-------- Extracted material

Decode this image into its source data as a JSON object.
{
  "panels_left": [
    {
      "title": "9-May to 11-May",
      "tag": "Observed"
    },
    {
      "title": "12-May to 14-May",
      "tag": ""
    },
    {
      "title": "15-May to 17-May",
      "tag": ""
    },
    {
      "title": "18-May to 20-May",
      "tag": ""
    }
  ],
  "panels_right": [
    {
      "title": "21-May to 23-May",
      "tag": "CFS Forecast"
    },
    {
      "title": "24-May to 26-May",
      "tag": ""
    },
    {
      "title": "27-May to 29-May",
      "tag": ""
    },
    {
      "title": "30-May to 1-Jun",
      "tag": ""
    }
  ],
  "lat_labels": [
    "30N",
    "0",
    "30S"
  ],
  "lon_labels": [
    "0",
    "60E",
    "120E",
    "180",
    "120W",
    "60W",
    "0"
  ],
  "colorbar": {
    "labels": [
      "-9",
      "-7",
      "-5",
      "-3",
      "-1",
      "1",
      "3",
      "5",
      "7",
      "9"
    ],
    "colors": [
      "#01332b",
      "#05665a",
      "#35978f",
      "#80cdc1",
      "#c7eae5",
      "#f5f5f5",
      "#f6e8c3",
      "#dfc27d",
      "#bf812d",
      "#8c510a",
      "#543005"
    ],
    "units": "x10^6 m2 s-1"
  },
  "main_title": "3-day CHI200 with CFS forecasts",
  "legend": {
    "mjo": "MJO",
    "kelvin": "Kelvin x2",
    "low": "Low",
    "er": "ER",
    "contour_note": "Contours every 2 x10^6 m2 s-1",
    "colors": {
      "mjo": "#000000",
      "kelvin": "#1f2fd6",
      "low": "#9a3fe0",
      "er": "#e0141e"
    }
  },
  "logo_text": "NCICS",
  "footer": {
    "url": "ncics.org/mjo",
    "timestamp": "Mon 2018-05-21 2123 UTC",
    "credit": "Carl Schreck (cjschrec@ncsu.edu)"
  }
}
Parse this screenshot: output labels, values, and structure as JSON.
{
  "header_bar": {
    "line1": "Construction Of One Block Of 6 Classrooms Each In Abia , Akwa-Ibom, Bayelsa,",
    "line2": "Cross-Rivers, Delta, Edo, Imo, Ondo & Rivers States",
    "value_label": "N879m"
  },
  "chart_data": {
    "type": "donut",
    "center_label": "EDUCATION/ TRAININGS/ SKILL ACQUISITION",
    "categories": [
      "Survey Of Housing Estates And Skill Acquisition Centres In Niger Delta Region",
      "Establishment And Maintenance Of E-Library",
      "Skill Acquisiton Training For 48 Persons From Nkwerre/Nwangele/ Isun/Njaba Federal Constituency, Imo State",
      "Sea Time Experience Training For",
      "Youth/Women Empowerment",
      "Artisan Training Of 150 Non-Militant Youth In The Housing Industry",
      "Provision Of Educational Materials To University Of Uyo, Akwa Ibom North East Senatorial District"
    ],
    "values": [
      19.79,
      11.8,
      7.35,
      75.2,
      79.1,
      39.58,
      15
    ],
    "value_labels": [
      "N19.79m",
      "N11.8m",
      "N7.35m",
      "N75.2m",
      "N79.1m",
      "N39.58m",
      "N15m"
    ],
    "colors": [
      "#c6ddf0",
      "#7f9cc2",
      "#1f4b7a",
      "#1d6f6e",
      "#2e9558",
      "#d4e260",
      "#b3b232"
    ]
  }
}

----------------

#### Instructions to follow
Transcribe all of the lines in the records precisely.

#### Written reply
Decode this image into its source data as a JSON object.
{
  "panels_left": [
    {
      "title": "9-May to 11-May",
      "tag": "Observed"
    },
    {
      "title": "12-May to 14-May",
      "tag": ""
    },
    {
      "title": "15-May to 17-May",
      "tag": ""
    },
    {
      "title": "18-May to 20-May",
      "tag": ""
    }
  ],
  "panels_right": [
    {
      "title": "21-May to 23-May",
      "tag": "CFS Forecast"
    },
    {
      "title": "24-May to 26-May",
      "tag": ""
    },
    {
      "title": "27-May to 29-May",
      "tag": ""
    },
    {
      "title": "30-May to 1-Jun",
      "tag": ""
    }
  ],
  "lat_labels": [
    "30N",
    "0",
    "30S"
  ],
  "lon_labels": [
    "0",
    "60E",
    "120E",
    "180",
    "120W",
    "60W",
    "0"
  ],
  "colorbar": {
    "labels": [
      "-9",
      "-7",
      "-5",
      "-3",
      "-1",
      "1",
      "3",
      "5",
      "7",
      "9"
    ],
    "colors": [
      "#01332b",
      "#05665a",
      "#35978f",
      "#80cdc1",
      "#c7eae5",
      "#f5f5f5",
      "#f6e8c3",
      "#dfc27d",
      "#bf812d",
      "#8c510a",
      "#543005"
    ],
    "units": "x10^6 m2 s-1"
  },
  "main_title": "3-day CHI200 with CFS forecasts",
  "legend": {
    "mjo": "MJO",
    "kelvin": "Kelvin x2",
    "low": "Low",
    "er": "ER",
    "contour_note": "Contours every 2 x10^6 m2 s-1",
    "colors": {
      "mjo": "#000000",
      "kelvin": "#1f2fd6",
      "low": "#9a3fe0",
      "er": "#e0141e"
    }
  },
  "logo_text": "NCICS",
  "footer": {
    "url": "ncics.org/mjo",
    "timestamp": "Mon 2018-05-21 2123 UTC",
    "credit": "Carl Schreck (cjschrec@ncsu.edu)"
  }
}
Parse this screenshot: output labels, values, and structure as JSON.
{
  "header_bar": {
    "line1": "Construction Of One Block Of 6 Classrooms Each In Abia , Akwa-Ibom, Bayelsa,",
    "line2": "Cross-Rivers, Delta, Edo, Imo, Ondo & Rivers States",
    "value_label": "N879m"
  },
  "chart_data": {
    "type": "donut",
    "center_label": "EDUCATION/ TRAININGS/ SKILL ACQUISITION",
    "categories": [
      "Survey Of Housing Estates And Skill Acquisition Centres In Niger Delta Region",
      "Establishment And Maintenance Of E-Library",
      "Skill Acquisiton Training For 48 Persons From Nkwerre/Nwangele/ Isun/Njaba Federal Constituency, Imo State",
      "Sea Time Experience Training For",
      "Youth/Women Empowerment",
      "Artisan Training Of 150 Non-Militant Youth In The Housing Industry",
      "Provision Of Educational Materials To University Of Uyo, Akwa Ibom North East Senatorial District"
    ],
    "values": [
      19.79,
      11.8,
      7.35,
      75.2,
      79.1,
      39.58,
      15
    ],
    "value_labels": [
      "N19.79m",
      "N11.8m",
      "N7.35m",
      "N75.2m",
      "N79.1m",
      "N39.58m",
      "N15m"
    ],
    "colors": [
      "#c6ddf0",
      "#7f9cc2",
      "#1f4b7a",
      "#1d6f6e",
      "#2e9558",
      "#d4e260",
      "#b3b232"
    ]
  }
}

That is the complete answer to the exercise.